━━━━━ Input rows

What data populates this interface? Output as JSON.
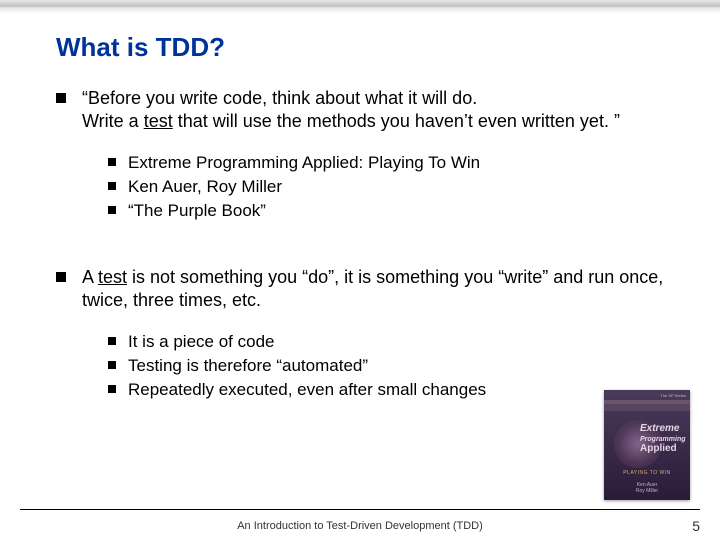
{
  "title": "What is TDD?",
  "block1": {
    "line1": "“Before you write code, think about what it will do.",
    "line2_pre": "Write a ",
    "line2_u": "test",
    "line2_post": " that will use the methods you haven’t even written yet. ”",
    "sub": [
      "Extreme Programming Applied: Playing To Win",
      "Ken Auer, Roy Miller",
      "“The Purple Book”"
    ]
  },
  "block2": {
    "line_pre": "A ",
    "line_u": "test",
    "line_post": " is not something you “do”, it is something you “write” and run once, twice, three times, etc.",
    "sub": [
      "It is a piece of code",
      "Testing is therefore “automated”",
      "Repeatedly executed, even after small changes"
    ]
  },
  "footer": "An Introduction to Test-Driven Development (TDD)",
  "page": "5",
  "book": {
    "series": "The XP Series",
    "title1": "Extreme",
    "title2": "Programming",
    "title3": "Applied",
    "sub": "PLAYING TO WIN",
    "auth": "Ken Auer\nRoy Miller"
  }
}
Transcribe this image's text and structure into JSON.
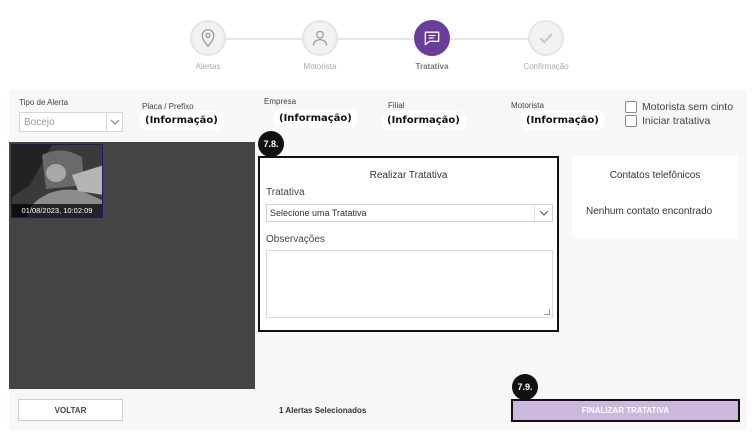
{
  "stepper": {
    "steps": [
      {
        "label": "Alertas",
        "icon": "location-pin-icon",
        "active": false
      },
      {
        "label": "Motorista",
        "icon": "person-icon",
        "active": false
      },
      {
        "label": "Tratativa",
        "icon": "chat-bubble-icon",
        "active": true
      },
      {
        "label": "Confirmação",
        "icon": "check-icon",
        "active": false
      }
    ],
    "active_color": "#6a3d9a"
  },
  "filters": {
    "tipo_alerta": {
      "label": "Tipo de Alerta",
      "value": "Bocejo"
    },
    "placa": {
      "label": "Placa / Prefixo",
      "value": "(Informação)"
    },
    "empresa": {
      "label": "Empresa",
      "value": "(Informação)"
    },
    "filial": {
      "label": "Filial",
      "value": "(Informação)"
    },
    "motorista": {
      "label": "Motorista",
      "value": "(Informação)"
    },
    "motorista_sem_cinto": "Motorista sem cinto",
    "iniciar_tratativa": "Iniciar tratativa"
  },
  "video": {
    "timestamp": "01/08/2023, 10:02:09"
  },
  "annotations": {
    "badge_tratativa": "7.8.",
    "badge_finalizar": "7.9."
  },
  "tratativa": {
    "title": "Realizar Tratativa",
    "select_label": "Tratativa",
    "select_value": "Selecione uma Tratativa",
    "observacoes_label": "Observações"
  },
  "contatos": {
    "title": "Contatos telefônicos",
    "empty": "Nenhum contato encontrado"
  },
  "footer": {
    "voltar": "VOLTAR",
    "selecionados": "1 Alertas Selecionados",
    "finalizar": "FINALIZAR TRATATIVA",
    "finalizar_color": "#cbb8dc"
  }
}
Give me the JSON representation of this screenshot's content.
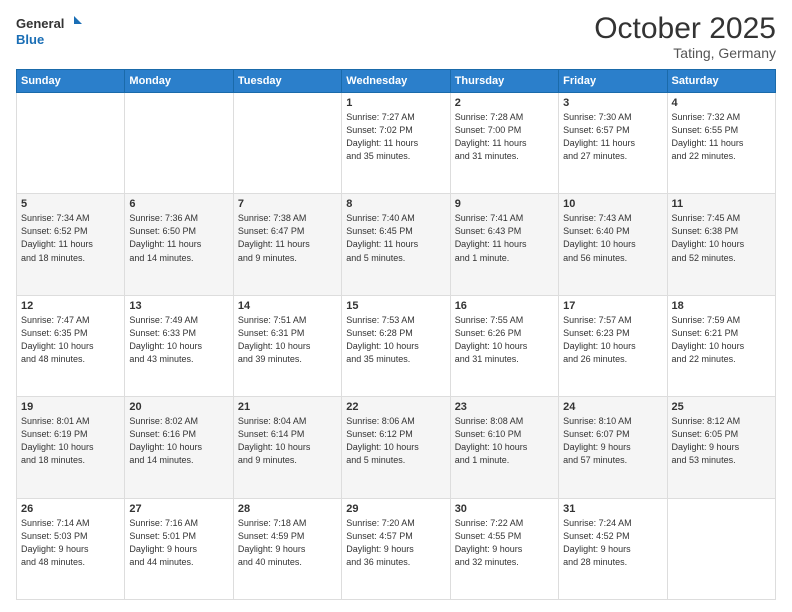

━━━━━━━━━━

Your objective
Select from the material above each line in which the string "Miller" appears, and list those lines.

Exercise answer
      "Ken Auer, Roy Miller",
    "auth": "Ken Auer\nRoy Miller"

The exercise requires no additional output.